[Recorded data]

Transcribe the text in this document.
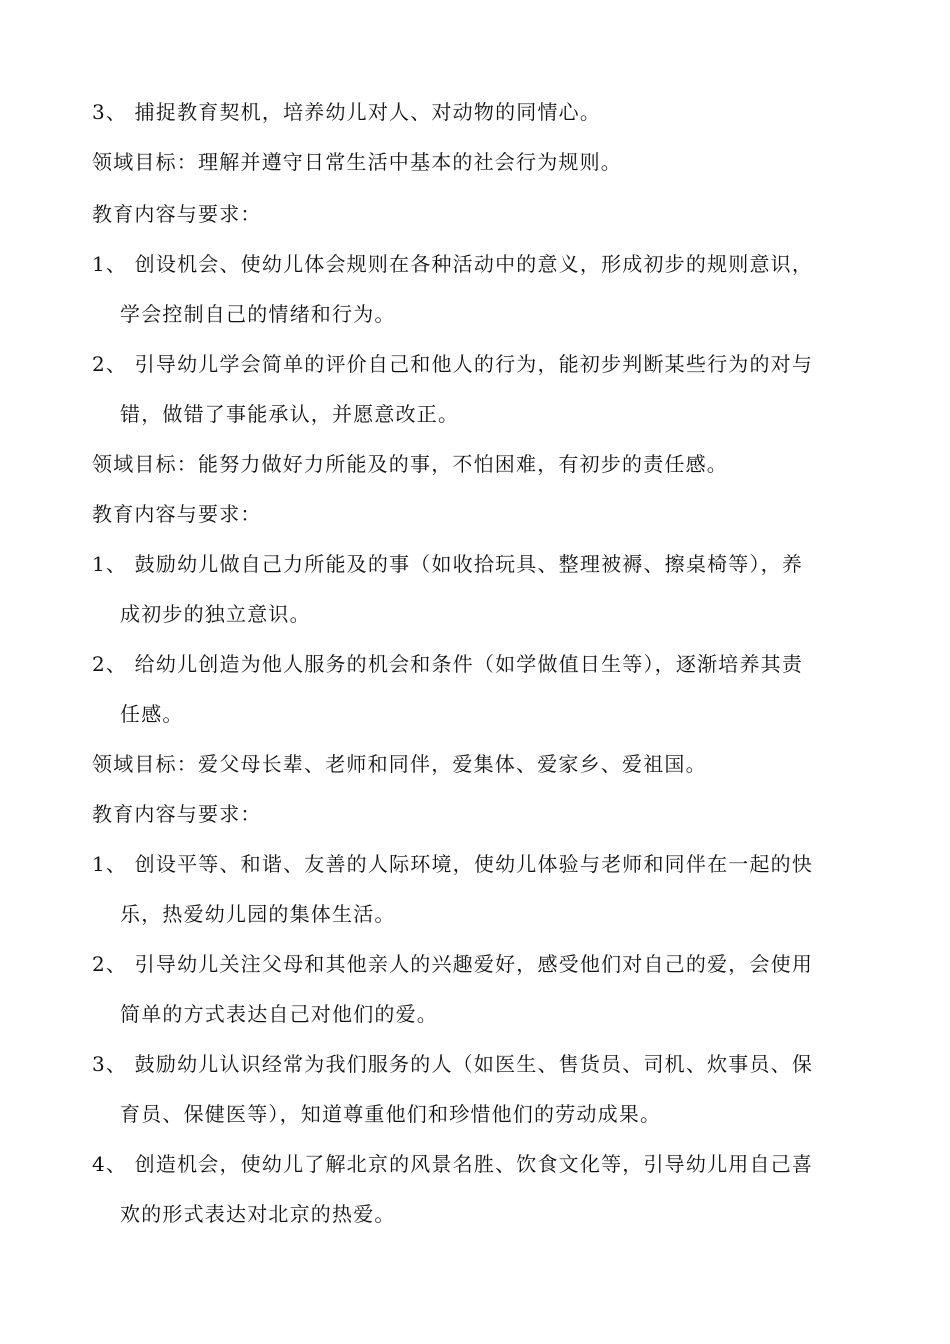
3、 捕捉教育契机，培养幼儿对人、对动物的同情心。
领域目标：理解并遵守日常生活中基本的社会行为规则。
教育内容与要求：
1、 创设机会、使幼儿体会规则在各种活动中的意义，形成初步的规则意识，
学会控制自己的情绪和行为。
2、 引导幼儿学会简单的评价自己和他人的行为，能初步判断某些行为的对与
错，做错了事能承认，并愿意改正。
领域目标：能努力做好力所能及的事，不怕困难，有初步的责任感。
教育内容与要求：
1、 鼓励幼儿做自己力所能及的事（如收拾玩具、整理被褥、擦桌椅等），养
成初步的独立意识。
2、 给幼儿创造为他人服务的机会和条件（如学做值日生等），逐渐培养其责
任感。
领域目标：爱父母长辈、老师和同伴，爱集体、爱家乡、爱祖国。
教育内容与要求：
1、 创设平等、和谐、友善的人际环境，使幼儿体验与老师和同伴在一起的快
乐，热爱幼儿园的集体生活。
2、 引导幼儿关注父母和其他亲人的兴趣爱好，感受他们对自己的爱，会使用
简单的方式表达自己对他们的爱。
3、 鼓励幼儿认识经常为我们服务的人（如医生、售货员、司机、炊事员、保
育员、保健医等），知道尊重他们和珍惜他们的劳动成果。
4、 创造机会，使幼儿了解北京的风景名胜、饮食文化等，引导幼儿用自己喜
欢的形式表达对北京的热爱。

TASK OBJECTIVE:
Print out the whole of the material word for word, without pictures.

THE OUTPUT:
Transcribe the text in this document.
3、 捕捉教育契机，培养幼儿对人、对动物的同情心。
领域目标：理解并遵守日常生活中基本的社会行为规则。
教育内容与要求：
1、 创设机会、使幼儿体会规则在各种活动中的意义，形成初步的规则意识，
学会控制自己的情绪和行为。
2、 引导幼儿学会简单的评价自己和他人的行为，能初步判断某些行为的对与
错，做错了事能承认，并愿意改正。
领域目标：能努力做好力所能及的事，不怕困难，有初步的责任感。
教育内容与要求：
1、 鼓励幼儿做自己力所能及的事（如收拾玩具、整理被褥、擦桌椅等），养
成初步的独立意识。
2、 给幼儿创造为他人服务的机会和条件（如学做值日生等），逐渐培养其责
任感。
领域目标：爱父母长辈、老师和同伴，爱集体、爱家乡、爱祖国。
教育内容与要求：
1、 创设平等、和谐、友善的人际环境，使幼儿体验与老师和同伴在一起的快
乐，热爱幼儿园的集体生活。
2、 引导幼儿关注父母和其他亲人的兴趣爱好，感受他们对自己的爱，会使用
简单的方式表达自己对他们的爱。
3、 鼓励幼儿认识经常为我们服务的人（如医生、售货员、司机、炊事员、保
育员、保健医等），知道尊重他们和珍惜他们的劳动成果。
4、 创造机会，使幼儿了解北京的风景名胜、饮食文化等，引导幼儿用自己喜
欢的形式表达对北京的热爱。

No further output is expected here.